• **Task instructions**:
Can you repeat every one of the following items back word for word, leaving each line unchanged?

## start Extracted information

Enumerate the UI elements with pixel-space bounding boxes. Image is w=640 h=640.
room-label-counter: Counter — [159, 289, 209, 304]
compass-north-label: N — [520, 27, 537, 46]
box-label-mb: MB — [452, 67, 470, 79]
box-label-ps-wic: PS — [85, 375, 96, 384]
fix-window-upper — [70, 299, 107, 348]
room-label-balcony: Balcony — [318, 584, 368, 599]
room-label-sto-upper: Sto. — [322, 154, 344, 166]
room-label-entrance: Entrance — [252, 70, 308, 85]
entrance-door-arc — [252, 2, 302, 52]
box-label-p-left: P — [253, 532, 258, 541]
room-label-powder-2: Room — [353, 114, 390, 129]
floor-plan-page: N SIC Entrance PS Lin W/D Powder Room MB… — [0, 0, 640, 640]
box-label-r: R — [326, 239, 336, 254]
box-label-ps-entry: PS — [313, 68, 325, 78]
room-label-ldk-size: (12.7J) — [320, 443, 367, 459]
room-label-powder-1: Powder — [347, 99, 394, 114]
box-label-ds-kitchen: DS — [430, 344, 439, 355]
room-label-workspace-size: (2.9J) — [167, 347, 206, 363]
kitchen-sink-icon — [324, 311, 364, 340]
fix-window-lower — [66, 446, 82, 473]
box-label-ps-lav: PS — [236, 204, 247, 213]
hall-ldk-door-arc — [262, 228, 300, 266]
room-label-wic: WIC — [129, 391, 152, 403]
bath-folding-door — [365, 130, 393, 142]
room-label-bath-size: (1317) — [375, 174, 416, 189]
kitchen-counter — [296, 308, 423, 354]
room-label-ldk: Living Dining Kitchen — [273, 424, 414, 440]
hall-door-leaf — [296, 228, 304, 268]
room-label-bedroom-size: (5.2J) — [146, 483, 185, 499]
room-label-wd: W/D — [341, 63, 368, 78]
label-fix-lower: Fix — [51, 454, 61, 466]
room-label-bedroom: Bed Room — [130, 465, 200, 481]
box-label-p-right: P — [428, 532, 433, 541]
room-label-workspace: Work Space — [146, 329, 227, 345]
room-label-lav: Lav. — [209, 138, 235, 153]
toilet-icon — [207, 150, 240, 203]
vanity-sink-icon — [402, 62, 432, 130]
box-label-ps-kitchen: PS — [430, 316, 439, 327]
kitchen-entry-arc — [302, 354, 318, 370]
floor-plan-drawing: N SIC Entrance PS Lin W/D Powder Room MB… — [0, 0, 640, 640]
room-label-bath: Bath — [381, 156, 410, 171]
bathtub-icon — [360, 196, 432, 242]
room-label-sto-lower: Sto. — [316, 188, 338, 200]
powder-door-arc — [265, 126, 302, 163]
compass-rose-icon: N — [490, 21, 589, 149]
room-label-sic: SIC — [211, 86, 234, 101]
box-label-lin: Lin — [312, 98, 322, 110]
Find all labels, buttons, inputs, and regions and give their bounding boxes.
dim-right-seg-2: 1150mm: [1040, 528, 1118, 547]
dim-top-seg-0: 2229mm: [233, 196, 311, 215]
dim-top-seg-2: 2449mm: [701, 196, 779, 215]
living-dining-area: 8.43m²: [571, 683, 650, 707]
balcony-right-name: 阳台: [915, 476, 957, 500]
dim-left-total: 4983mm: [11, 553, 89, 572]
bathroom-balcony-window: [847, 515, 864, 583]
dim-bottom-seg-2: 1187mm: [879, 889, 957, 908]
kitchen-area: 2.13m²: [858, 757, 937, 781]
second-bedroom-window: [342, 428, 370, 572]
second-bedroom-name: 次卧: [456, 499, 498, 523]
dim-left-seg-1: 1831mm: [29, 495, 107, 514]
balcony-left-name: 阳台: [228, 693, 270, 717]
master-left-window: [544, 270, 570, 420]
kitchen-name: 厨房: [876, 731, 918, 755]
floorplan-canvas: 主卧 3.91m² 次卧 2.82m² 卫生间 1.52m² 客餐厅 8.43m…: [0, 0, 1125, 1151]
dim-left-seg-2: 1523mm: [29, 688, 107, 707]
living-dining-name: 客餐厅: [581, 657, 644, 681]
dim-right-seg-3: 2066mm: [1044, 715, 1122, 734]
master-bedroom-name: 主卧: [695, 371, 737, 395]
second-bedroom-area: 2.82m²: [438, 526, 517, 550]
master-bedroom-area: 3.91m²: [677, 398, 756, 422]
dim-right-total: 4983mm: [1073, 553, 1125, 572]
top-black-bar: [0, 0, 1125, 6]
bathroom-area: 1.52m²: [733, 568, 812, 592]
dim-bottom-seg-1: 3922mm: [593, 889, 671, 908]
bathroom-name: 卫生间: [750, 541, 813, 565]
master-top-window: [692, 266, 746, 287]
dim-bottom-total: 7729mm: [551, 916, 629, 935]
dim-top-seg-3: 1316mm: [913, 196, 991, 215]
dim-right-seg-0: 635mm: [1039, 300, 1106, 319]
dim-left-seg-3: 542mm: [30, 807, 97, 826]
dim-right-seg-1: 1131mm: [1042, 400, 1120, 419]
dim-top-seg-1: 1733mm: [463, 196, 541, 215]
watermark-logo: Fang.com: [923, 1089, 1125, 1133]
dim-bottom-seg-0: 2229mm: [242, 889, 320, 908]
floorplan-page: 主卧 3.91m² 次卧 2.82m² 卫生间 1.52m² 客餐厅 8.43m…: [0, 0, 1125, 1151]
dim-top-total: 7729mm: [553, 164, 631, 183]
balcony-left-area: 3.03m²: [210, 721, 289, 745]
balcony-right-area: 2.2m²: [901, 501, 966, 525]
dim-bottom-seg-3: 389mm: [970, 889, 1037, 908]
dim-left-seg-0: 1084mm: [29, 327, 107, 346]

## end Extracted information

• **The result**:
Enumerate the UI elements with pixel-space bounding boxes. Image is w=640 h=640.
room-label-counter: Counter — [159, 289, 209, 304]
compass-north-label: N — [520, 27, 537, 46]
box-label-mb: MB — [452, 67, 470, 79]
box-label-ps-wic: PS — [85, 375, 96, 384]
fix-window-upper — [70, 299, 107, 348]
room-label-balcony: Balcony — [318, 584, 368, 599]
room-label-sto-upper: Sto. — [322, 154, 344, 166]
room-label-entrance: Entrance — [252, 70, 308, 85]
entrance-door-arc — [252, 2, 302, 52]
box-label-p-left: P — [253, 532, 258, 541]
room-label-powder-2: Room — [353, 114, 390, 129]
floor-plan-page: N SIC Entrance PS Lin W/D Powder Room MB… — [0, 0, 640, 640]
box-label-r: R — [326, 239, 336, 254]
box-label-ps-entry: PS — [313, 68, 325, 78]
room-label-ldk-size: (12.7J) — [320, 443, 367, 459]
room-label-powder-1: Powder — [347, 99, 394, 114]
box-label-ds-kitchen: DS — [430, 344, 439, 355]
room-label-workspace-size: (2.9J) — [167, 347, 206, 363]
kitchen-sink-icon — [324, 311, 364, 340]
fix-window-lower — [66, 446, 82, 473]
box-label-ps-lav: PS — [236, 204, 247, 213]
hall-ldk-door-arc — [262, 228, 300, 266]
room-label-wic: WIC — [129, 391, 152, 403]
bath-folding-door — [365, 130, 393, 142]
room-label-bath-size: (1317) — [375, 174, 416, 189]
kitchen-counter — [296, 308, 423, 354]
room-label-ldk: Living Dining Kitchen — [273, 424, 414, 440]
hall-door-leaf — [296, 228, 304, 268]
room-label-bedroom-size: (5.2J) — [146, 483, 185, 499]
room-label-wd: W/D — [341, 63, 368, 78]
label-fix-lower: Fix — [51, 454, 61, 466]
room-label-bedroom: Bed Room — [130, 465, 200, 481]
box-label-p-right: P — [428, 532, 433, 541]
room-label-workspace: Work Space — [146, 329, 227, 345]
room-label-lav: Lav. — [209, 138, 235, 153]
toilet-icon — [207, 150, 240, 203]
vanity-sink-icon — [402, 62, 432, 130]
box-label-ps-kitchen: PS — [430, 316, 439, 327]
kitchen-entry-arc — [302, 354, 318, 370]
floor-plan-drawing: N SIC Entrance PS Lin W/D Powder Room MB… — [0, 0, 640, 640]
room-label-bath: Bath — [381, 156, 410, 171]
bathtub-icon — [360, 196, 432, 242]
room-label-sto-lower: Sto. — [316, 188, 338, 200]
powder-door-arc — [265, 126, 302, 163]
compass-rose-icon: N — [490, 21, 589, 149]
room-label-sic: SIC — [211, 86, 234, 101]
box-label-lin: Lin — [312, 98, 322, 110]
Find all labels, buttons, inputs, and regions and give their bounding boxes.
dim-right-seg-2: 1150mm: [1040, 528, 1118, 547]
dim-top-seg-0: 2229mm: [233, 196, 311, 215]
dim-top-seg-2: 2449mm: [701, 196, 779, 215]
living-dining-area: 8.43m²: [571, 683, 650, 707]
balcony-right-name: 阳台: [915, 476, 957, 500]
dim-left-total: 4983mm: [11, 553, 89, 572]
bathroom-balcony-window: [847, 515, 864, 583]
dim-bottom-seg-2: 1187mm: [879, 889, 957, 908]
kitchen-area: 2.13m²: [858, 757, 937, 781]
second-bedroom-window: [342, 428, 370, 572]
second-bedroom-name: 次卧: [456, 499, 498, 523]
dim-left-seg-1: 1831mm: [29, 495, 107, 514]
balcony-left-name: 阳台: [228, 693, 270, 717]
master-left-window: [544, 270, 570, 420]
kitchen-name: 厨房: [876, 731, 918, 755]
floorplan-canvas: 主卧 3.91m² 次卧 2.82m² 卫生间 1.52m² 客餐厅 8.43m…: [0, 0, 1125, 1151]
dim-left-seg-2: 1523mm: [29, 688, 107, 707]
living-dining-name: 客餐厅: [581, 657, 644, 681]
dim-right-seg-3: 2066mm: [1044, 715, 1122, 734]
master-bedroom-name: 主卧: [695, 371, 737, 395]
second-bedroom-area: 2.82m²: [438, 526, 517, 550]
master-bedroom-area: 3.91m²: [677, 398, 756, 422]
dim-right-total: 4983mm: [1073, 553, 1125, 572]
top-black-bar: [0, 0, 1125, 6]
bathroom-area: 1.52m²: [733, 568, 812, 592]
dim-bottom-seg-1: 3922mm: [593, 889, 671, 908]
bathroom-name: 卫生间: [750, 541, 813, 565]
master-top-window: [692, 266, 746, 287]
dim-bottom-total: 7729mm: [551, 916, 629, 935]
dim-top-seg-3: 1316mm: [913, 196, 991, 215]
dim-right-seg-0: 635mm: [1039, 300, 1106, 319]
dim-left-seg-3: 542mm: [30, 807, 97, 826]
dim-right-seg-1: 1131mm: [1042, 400, 1120, 419]
dim-top-seg-1: 1733mm: [463, 196, 541, 215]
watermark-logo: Fang.com: [923, 1089, 1125, 1133]
dim-bottom-seg-0: 2229mm: [242, 889, 320, 908]
floorplan-page: 主卧 3.91m² 次卧 2.82m² 卫生间 1.52m² 客餐厅 8.43m…: [0, 0, 1125, 1151]
dim-top-total: 7729mm: [553, 164, 631, 183]
balcony-left-area: 3.03m²: [210, 721, 289, 745]
balcony-right-area: 2.2m²: [901, 501, 966, 525]
dim-bottom-seg-3: 389mm: [970, 889, 1037, 908]
dim-left-seg-0: 1084mm: [29, 327, 107, 346]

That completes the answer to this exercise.